# AIM OF THE EXERCISE
Your task is to copy every record exactly.

-- begin --

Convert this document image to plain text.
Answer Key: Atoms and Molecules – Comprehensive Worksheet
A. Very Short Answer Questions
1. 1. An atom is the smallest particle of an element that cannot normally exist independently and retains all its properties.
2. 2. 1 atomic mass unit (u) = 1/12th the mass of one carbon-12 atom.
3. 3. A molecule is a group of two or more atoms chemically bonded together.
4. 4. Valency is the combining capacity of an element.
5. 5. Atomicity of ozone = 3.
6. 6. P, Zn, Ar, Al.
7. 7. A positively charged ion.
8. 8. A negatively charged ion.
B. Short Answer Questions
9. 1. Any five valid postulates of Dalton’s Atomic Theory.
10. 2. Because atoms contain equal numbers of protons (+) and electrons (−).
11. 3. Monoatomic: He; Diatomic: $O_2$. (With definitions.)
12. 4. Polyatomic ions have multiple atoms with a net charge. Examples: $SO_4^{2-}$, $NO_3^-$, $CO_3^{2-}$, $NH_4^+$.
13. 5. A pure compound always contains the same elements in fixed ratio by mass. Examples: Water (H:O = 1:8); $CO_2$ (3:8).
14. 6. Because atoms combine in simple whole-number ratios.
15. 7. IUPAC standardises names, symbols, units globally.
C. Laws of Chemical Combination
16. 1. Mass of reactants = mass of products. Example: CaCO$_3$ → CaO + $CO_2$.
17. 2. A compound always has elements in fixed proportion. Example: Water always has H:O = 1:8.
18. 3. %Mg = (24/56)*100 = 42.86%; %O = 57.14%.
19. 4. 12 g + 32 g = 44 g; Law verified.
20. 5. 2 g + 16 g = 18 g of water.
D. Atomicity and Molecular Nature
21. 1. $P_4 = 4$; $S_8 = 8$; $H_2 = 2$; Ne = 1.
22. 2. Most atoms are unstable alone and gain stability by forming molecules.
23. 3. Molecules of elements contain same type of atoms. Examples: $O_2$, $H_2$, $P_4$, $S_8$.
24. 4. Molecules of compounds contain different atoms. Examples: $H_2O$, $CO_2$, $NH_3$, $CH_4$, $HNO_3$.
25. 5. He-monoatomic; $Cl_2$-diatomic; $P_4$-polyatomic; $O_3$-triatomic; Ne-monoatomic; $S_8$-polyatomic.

-- end --

# FULL SOLUTION
Convert this document image to plain text.
Answer Key: Atoms and Molecules – Comprehensive Worksheet
A. Very Short Answer Questions
1. 1. An atom is the smallest particle of an element that cannot normally exist independently and retains all its properties.
2. 2. 1 atomic mass unit (u) = 1/12th the mass of one carbon-12 atom.
3. 3. A molecule is a group of two or more atoms chemically bonded together.
4. 4. Valency is the combining capacity of an element.
5. 5. Atomicity of ozone = 3.
6. 6. P, Zn, Ar, Al.
7. 7. A positively charged ion.
8. 8. A negatively charged ion.
B. Short Answer Questions
9. 1. Any five valid postulates of Dalton’s Atomic Theory.
10. 2. Because atoms contain equal numbers of protons (+) and electrons (−).
11. 3. Monoatomic: He; Diatomic: $O_2$. (With definitions.)
12. 4. Polyatomic ions have multiple atoms with a net charge. Examples: $SO_4^{2-}$, $NO_3^-$, $CO_3^{2-}$, $NH_4^+$.
13. 5. A pure compound always contains the same elements in fixed ratio by mass. Examples: Water (H:O = 1:8); $CO_2$ (3:8).
14. 6. Because atoms combine in simple whole-number ratios.
15. 7. IUPAC standardises names, symbols, units globally.
C. Laws of Chemical Combination
16. 1. Mass of reactants = mass of products. Example: CaCO$_3$ → CaO + $CO_2$.
17. 2. A compound always has elements in fixed proportion. Example: Water always has H:O = 1:8.
18. 3. %Mg = (24/56)*100 = 42.86%; %O = 57.14%.
19. 4. 12 g + 32 g = 44 g; Law verified.
20. 5. 2 g + 16 g = 18 g of water.
D. Atomicity and Molecular Nature
21. 1. $P_4 = 4$; $S_8 = 8$; $H_2 = 2$; Ne = 1.
22. 2. Most atoms are unstable alone and gain stability by forming molecules.
23. 3. Molecules of elements contain same type of atoms. Examples: $O_2$, $H_2$, $P_4$, $S_8$.
24. 4. Molecules of compounds contain different atoms. Examples: $H_2O$, $CO_2$, $NH_3$, $CH_4$, $HNO_3$.
25. 5. He-monoatomic; $Cl_2$-diatomic; $P_4$-polyatomic; $O_3$-triatomic; Ne-monoatomic; $S_8$-polyatomic.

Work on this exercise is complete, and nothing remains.